_Page_:
================================

Your schematic is excessivly large and layed out in a confusing way, which discourages people from responding. Don't draw grounds going upwards, for example, unless the parts really are coming from a negative voltage. If you want others to look at a schematic, give them some respect. Don't make us tilt our heads to read things and make sure text doesn't overlap other parts of the drawing. Attention to these details not only helps your credibility, but it also shows respect from those you are seeking a favor from. I did see this question earlier, but all the above made me think "too much trouble, screw this", and then I went on to something with a lower hassle factor.
You gave us a bunch of details, but forgot about the obvious high level issues. What voltage is the output supposed to be? You mentioned boosting somewhere in your lengthy writeup, but there also appears to be "7.2V" written by the output connector. This doesn't match with "2.5V-10V" written by the input. From how the inductor, switch, and diode are wired, you have a boost topology. This isn't going to work if the input exceeds the desired output voltage. What are your actual input and output voltages? At what current?

================================

_Tasks_:
• a. Answer these from the reply:
(i) What voltage is written by the output connector?
(ii) What voltage range is written by the input?
(iii) What topology do the wiring of the inductor, switch, and diode form?
• b. According to the reply, why did the writer pass over the question on first seeing it?
• c. Reproduce the part of the reply that opens with the words containing "Your schematic is" and closes with "lower hassle factor.", changing "respect" to "consideration" wherever it appears.

================================

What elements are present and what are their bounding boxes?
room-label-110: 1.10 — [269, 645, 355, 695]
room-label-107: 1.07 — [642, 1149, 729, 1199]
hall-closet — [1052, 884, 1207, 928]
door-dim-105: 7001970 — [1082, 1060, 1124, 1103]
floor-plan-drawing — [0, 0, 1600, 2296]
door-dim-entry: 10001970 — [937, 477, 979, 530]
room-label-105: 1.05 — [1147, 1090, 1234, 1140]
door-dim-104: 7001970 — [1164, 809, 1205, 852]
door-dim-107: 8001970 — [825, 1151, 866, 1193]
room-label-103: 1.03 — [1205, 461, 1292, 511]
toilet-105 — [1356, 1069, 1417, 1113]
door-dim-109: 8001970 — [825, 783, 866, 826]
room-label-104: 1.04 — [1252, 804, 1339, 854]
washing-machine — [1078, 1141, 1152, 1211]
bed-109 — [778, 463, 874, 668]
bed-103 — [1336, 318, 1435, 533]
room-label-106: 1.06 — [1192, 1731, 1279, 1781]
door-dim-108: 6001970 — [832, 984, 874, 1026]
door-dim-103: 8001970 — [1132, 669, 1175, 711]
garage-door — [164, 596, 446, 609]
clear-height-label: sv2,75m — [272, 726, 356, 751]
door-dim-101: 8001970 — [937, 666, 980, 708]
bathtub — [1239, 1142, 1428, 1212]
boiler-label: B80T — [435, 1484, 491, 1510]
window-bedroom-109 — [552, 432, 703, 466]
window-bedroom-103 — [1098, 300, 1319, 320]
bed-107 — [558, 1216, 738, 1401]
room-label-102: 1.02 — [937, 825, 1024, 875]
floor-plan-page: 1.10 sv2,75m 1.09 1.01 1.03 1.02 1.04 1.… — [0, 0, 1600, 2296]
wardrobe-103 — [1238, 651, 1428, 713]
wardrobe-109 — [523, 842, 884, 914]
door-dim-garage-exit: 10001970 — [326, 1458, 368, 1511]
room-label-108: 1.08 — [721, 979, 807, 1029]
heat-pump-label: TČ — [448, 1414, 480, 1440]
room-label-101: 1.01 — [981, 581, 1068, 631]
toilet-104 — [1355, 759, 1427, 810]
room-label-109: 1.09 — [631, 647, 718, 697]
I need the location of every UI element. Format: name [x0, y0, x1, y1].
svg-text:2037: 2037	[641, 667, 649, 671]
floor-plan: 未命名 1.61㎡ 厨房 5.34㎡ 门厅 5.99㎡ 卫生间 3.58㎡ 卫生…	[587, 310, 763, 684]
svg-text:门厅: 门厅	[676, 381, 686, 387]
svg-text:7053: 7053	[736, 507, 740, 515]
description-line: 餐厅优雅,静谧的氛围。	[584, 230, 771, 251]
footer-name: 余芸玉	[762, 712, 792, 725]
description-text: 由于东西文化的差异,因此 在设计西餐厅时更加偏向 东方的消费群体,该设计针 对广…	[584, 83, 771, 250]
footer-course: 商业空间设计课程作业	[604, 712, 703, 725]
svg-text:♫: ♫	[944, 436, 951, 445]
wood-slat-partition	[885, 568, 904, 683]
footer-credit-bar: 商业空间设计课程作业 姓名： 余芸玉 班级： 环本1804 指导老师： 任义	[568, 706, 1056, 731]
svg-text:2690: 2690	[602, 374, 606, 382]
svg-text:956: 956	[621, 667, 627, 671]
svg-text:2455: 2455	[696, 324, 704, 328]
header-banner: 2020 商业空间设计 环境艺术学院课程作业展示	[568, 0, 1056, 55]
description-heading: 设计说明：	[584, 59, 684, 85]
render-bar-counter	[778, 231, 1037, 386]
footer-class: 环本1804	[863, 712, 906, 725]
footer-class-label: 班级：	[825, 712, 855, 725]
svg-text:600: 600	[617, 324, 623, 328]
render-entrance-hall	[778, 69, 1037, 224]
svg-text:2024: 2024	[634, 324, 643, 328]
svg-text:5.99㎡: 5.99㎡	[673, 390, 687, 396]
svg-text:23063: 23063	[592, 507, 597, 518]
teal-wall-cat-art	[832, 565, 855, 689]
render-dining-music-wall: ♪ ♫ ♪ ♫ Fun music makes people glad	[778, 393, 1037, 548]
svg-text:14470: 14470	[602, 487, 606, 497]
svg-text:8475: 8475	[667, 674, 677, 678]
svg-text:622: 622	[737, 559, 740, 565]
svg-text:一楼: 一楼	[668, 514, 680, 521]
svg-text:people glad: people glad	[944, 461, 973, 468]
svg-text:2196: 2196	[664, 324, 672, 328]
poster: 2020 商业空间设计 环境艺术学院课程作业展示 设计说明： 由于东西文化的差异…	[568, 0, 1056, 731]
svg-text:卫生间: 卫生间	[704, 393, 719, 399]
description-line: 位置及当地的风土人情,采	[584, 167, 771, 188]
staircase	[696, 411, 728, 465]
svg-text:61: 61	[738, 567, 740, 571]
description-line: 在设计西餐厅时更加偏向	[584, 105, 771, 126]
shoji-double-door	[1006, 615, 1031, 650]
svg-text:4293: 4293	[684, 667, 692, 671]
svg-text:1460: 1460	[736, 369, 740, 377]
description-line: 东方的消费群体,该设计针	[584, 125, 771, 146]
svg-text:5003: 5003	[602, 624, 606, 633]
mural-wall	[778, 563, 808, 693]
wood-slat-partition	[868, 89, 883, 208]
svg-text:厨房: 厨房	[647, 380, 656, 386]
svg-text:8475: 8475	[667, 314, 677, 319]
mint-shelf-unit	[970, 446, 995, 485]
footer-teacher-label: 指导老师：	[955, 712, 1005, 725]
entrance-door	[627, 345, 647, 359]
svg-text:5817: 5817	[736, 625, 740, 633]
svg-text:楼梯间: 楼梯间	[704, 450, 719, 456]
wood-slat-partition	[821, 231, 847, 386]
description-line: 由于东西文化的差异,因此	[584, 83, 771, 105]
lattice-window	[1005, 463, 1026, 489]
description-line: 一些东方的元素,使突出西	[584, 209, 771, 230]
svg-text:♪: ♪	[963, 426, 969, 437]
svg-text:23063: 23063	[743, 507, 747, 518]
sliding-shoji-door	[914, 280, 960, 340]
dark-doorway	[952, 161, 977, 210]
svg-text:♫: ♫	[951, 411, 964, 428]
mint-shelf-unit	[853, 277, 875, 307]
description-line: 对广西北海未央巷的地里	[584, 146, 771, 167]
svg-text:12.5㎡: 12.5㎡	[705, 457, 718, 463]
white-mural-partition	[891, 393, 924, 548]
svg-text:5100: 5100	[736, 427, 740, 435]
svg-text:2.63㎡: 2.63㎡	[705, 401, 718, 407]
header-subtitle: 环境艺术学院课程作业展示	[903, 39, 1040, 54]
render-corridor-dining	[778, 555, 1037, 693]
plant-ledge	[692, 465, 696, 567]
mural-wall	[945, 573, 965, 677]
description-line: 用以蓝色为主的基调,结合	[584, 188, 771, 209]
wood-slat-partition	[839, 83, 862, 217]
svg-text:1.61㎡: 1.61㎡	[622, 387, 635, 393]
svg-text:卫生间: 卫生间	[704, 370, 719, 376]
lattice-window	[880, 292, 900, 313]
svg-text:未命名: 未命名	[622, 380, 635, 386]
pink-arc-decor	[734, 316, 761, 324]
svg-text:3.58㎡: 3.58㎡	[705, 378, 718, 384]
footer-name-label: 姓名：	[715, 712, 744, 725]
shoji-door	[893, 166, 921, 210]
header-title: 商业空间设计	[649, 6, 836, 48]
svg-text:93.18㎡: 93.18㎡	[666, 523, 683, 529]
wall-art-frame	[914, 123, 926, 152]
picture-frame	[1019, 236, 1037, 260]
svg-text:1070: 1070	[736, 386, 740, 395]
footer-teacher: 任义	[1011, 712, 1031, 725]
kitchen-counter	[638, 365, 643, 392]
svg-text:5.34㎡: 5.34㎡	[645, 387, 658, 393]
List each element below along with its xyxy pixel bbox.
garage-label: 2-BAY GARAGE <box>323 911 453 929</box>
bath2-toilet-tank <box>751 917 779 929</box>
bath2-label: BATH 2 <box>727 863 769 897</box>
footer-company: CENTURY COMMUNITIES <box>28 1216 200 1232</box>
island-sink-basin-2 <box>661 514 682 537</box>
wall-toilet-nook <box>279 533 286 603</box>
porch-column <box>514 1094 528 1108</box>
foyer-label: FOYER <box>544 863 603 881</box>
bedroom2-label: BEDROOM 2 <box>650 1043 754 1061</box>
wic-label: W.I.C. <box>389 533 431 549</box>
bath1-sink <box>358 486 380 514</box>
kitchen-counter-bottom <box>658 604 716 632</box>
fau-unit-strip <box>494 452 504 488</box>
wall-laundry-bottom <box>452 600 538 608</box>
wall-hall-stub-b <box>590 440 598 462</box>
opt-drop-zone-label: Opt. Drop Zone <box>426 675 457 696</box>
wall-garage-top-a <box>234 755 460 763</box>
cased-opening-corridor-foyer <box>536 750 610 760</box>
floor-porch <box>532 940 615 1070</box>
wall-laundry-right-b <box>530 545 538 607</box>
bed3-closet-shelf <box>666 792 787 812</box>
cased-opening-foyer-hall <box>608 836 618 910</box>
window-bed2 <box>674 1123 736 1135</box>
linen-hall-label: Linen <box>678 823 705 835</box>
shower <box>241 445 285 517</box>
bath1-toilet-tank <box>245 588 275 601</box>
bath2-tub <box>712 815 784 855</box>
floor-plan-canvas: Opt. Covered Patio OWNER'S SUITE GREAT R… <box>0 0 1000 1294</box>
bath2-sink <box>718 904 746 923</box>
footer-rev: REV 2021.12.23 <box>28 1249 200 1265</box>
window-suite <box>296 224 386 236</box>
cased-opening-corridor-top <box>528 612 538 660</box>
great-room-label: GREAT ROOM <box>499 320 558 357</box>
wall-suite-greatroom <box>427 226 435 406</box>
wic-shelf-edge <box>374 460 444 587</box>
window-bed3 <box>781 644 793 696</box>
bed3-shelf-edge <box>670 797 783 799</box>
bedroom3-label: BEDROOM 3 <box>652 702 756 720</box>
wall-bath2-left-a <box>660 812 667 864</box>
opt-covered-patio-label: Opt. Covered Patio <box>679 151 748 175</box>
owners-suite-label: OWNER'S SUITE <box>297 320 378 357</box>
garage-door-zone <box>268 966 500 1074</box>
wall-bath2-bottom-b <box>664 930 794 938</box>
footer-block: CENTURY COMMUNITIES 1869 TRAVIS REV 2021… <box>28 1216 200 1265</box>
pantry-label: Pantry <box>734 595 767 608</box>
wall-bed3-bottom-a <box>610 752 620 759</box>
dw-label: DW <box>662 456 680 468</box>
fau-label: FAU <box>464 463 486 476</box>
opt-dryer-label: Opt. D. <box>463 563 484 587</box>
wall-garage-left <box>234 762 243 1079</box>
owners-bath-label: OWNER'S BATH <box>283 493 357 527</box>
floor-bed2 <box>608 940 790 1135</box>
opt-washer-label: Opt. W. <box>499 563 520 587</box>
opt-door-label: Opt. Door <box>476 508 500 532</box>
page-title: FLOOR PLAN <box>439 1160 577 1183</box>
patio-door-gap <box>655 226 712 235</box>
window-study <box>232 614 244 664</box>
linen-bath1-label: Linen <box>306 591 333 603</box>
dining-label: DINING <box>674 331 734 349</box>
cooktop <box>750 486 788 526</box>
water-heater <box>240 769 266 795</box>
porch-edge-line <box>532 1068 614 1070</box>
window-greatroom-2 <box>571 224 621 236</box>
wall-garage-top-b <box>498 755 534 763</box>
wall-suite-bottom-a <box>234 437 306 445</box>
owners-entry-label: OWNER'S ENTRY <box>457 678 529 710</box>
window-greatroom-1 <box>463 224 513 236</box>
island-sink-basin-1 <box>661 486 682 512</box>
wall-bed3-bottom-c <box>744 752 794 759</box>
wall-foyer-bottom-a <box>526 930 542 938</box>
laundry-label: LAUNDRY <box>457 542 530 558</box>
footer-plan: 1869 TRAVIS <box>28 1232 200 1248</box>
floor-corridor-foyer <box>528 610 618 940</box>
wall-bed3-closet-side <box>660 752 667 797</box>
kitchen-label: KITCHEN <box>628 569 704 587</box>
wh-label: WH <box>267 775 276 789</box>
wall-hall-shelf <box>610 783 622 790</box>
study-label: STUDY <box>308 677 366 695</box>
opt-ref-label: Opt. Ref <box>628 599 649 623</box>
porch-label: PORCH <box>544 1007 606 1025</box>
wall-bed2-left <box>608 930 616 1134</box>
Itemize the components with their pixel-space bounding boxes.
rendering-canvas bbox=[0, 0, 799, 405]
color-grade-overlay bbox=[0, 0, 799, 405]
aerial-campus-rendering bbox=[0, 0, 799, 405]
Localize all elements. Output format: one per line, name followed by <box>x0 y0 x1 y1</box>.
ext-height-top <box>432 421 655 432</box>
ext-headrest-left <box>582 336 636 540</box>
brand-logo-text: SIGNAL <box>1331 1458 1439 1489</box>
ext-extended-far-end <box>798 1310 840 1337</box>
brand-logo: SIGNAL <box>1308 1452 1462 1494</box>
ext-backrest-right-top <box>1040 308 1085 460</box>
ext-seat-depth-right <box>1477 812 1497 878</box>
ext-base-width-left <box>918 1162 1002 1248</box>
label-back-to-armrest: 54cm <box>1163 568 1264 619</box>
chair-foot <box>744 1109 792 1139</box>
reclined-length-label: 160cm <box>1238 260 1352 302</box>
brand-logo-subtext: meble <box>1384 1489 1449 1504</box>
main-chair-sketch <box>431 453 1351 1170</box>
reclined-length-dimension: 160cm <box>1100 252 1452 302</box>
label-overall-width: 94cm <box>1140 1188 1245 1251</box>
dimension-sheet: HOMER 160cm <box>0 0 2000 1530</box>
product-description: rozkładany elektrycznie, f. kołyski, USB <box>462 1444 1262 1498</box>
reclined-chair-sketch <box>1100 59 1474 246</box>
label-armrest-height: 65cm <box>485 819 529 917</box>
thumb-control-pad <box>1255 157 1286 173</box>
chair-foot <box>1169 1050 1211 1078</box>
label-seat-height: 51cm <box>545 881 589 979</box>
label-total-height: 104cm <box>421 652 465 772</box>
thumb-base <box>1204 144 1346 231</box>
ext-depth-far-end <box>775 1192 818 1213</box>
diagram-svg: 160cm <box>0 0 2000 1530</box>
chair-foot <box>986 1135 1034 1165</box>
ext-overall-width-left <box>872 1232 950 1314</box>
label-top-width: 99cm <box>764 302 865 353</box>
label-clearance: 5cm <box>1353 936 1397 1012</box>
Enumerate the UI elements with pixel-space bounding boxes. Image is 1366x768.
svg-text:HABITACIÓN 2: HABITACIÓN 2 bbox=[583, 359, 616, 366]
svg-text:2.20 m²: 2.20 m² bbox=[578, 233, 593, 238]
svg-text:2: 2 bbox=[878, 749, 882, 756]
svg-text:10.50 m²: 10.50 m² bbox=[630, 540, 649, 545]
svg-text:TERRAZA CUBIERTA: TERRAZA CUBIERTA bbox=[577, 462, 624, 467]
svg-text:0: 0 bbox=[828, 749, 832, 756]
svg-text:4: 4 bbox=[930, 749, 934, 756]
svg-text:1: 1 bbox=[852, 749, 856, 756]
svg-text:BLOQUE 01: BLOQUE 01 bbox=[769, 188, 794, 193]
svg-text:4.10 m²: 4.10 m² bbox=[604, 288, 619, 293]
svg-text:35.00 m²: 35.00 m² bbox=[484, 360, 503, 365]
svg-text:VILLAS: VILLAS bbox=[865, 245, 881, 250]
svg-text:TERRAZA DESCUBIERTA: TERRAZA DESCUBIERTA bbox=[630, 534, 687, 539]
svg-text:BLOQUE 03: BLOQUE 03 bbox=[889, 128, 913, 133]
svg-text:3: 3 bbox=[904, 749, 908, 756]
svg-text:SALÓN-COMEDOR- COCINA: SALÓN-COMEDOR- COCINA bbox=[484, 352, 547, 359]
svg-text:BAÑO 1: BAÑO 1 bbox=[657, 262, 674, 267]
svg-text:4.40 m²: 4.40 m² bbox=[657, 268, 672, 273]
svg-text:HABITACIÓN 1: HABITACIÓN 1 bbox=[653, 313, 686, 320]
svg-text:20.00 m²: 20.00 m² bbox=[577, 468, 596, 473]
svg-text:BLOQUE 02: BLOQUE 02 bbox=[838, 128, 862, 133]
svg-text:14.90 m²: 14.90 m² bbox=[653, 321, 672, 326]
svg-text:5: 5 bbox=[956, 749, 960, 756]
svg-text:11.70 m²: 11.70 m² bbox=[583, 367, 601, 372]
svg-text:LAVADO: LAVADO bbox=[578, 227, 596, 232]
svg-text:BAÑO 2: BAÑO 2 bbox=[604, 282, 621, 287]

================================

_Solutions per task_:
• a.
(i) 7.2V
(ii) 2.5V-10V
(iii) A boost topology

• b. The schematic was excessively large and laid out confusingly. That made the writer think it was too much trouble, so they moved on to something with a lower hassle factor.

• c.
Your schematic is excessivly large and layed out in a confusing way, which discourages people from responding. Don't draw grounds going upwards, for example, unless the parts really are coming from a negative voltage. If you want others to look at a schematic, give them some consideration. Don't make us tilt our heads to read things and make sure text doesn't overlap other parts of the drawing. Attention to these details not only helps your credibility, but it also shows consideration from those you are seeking a favor from. I did see this question earlier, but all the above made me think "too much trouble, screw this", and then I went on to something with a lower hassle factor.